§ STATED GOAL: Locate each line of the material that contains "label", then return it.

Dataset listings of figures:
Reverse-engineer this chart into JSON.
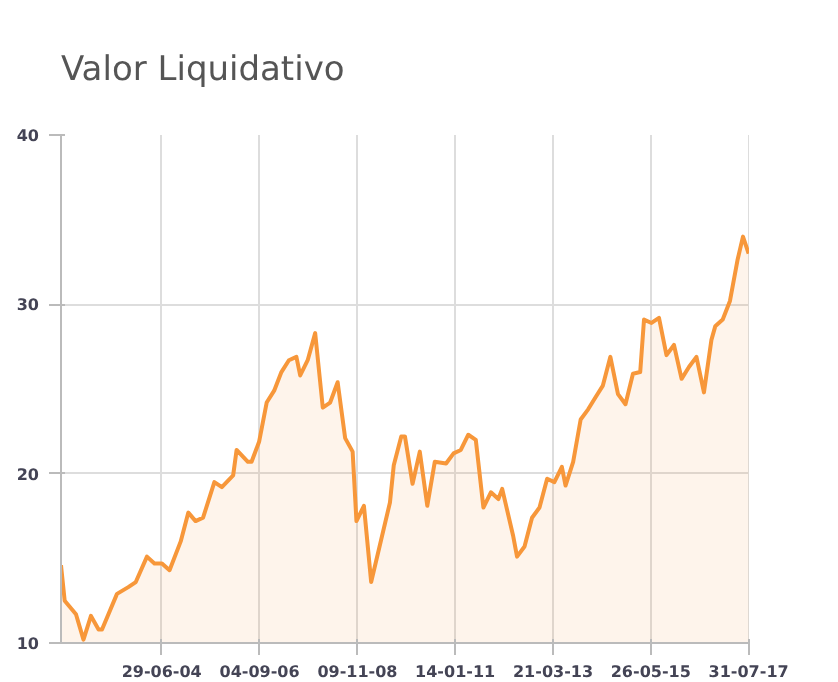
{
  "chart_data": {
    "type": "area",
    "title": "Valor Liquidativo",
    "color": "#f7973a",
    "grid": true,
    "x": [
      "2002-04",
      "2002-05",
      "2002-08",
      "2002-10",
      "2002-12",
      "2003-02",
      "2003-03",
      "2003-07",
      "2003-10",
      "2003-12",
      "2004-03",
      "2004-05",
      "2004-07",
      "2004-09",
      "2004-12",
      "2005-02",
      "2005-04",
      "2005-06",
      "2005-09",
      "2005-11",
      "2006-02",
      "2006-03",
      "2006-06",
      "2006-07",
      "2006-09",
      "2006-11",
      "2007-01",
      "2007-03",
      "2007-05",
      "2007-07",
      "2007-08",
      "2007-10",
      "2007-12",
      "2008-02",
      "2008-04",
      "2008-06",
      "2008-08",
      "2008-10",
      "2008-11",
      "2009-01",
      "2009-03",
      "2009-08",
      "2009-09",
      "2009-11",
      "2009-12",
      "2010-02",
      "2010-04",
      "2010-06",
      "2010-08",
      "2010-11",
      "2011-01",
      "2011-03",
      "2011-05",
      "2011-07",
      "2011-09",
      "2011-11",
      "2012-01",
      "2012-02",
      "2012-05",
      "2012-06",
      "2012-08",
      "2012-10",
      "2012-12",
      "2013-02",
      "2013-04",
      "2013-06",
      "2013-07",
      "2013-09",
      "2013-11",
      "2014-01",
      "2014-03",
      "2014-05",
      "2014-07",
      "2014-09",
      "2014-11",
      "2015-01",
      "2015-03",
      "2015-04",
      "2015-06",
      "2015-08",
      "2015-10",
      "2015-12",
      "2016-02",
      "2016-04",
      "2016-06",
      "2016-08",
      "2016-10",
      "2016-11",
      "2017-01",
      "2017-03",
      "2017-05",
      "2017-06-15",
      "2017-07-31"
    ],
    "values": [
      14.6,
      12.5,
      11.7,
      10.2,
      11.6,
      10.8,
      10.8,
      12.9,
      13.3,
      13.6,
      15.1,
      14.7,
      14.7,
      14.3,
      16.0,
      17.7,
      17.2,
      17.4,
      19.5,
      19.2,
      19.9,
      21.4,
      20.7,
      20.7,
      21.9,
      24.2,
      24.9,
      26.0,
      26.7,
      26.9,
      25.8,
      26.7,
      28.3,
      23.9,
      24.2,
      25.4,
      22.1,
      21.3,
      17.2,
      18.1,
      13.6,
      18.3,
      20.5,
      22.2,
      22.2,
      19.4,
      21.3,
      18.1,
      20.7,
      20.6,
      21.2,
      21.4,
      22.3,
      22.0,
      18.0,
      18.9,
      18.5,
      19.1,
      16.3,
      15.1,
      15.7,
      17.4,
      18.0,
      19.7,
      19.5,
      20.4,
      19.3,
      20.7,
      23.2,
      23.8,
      24.5,
      25.2,
      26.9,
      24.7,
      24.1,
      25.9,
      26.0,
      29.1,
      28.9,
      29.2,
      27.0,
      27.6,
      25.6,
      26.3,
      26.9,
      24.8,
      27.9,
      28.7,
      29.1,
      30.2,
      32.6,
      34.0,
      33.0
    ],
    "xlim": [
      "2002-04-01",
      "2017-08-03"
    ],
    "xticks": [
      {
        "value": "2004-06-29",
        "label": "29-06-04"
      },
      {
        "value": "2006-09-04",
        "label": "04-09-06"
      },
      {
        "value": "2008-11-09",
        "label": "09-11-08"
      },
      {
        "value": "2011-01-14",
        "label": "14-01-11"
      },
      {
        "value": "2013-03-21",
        "label": "21-03-13"
      },
      {
        "value": "2015-05-26",
        "label": "26-05-15"
      },
      {
        "value": "2017-07-31",
        "label": "31-07-17"
      }
    ],
    "ylim": [
      10,
      40
    ],
    "yticks": [
      10,
      20,
      30,
      40
    ]
  }
}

§ RESULT OF THE EXERCISE:
        "label": "29-06-04"
        "label": "04-09-06"
        "label": "09-11-08"
        "label": "14-01-11"
        "label": "21-03-13"
        "label": "26-05-15"
        "label": "31-07-17"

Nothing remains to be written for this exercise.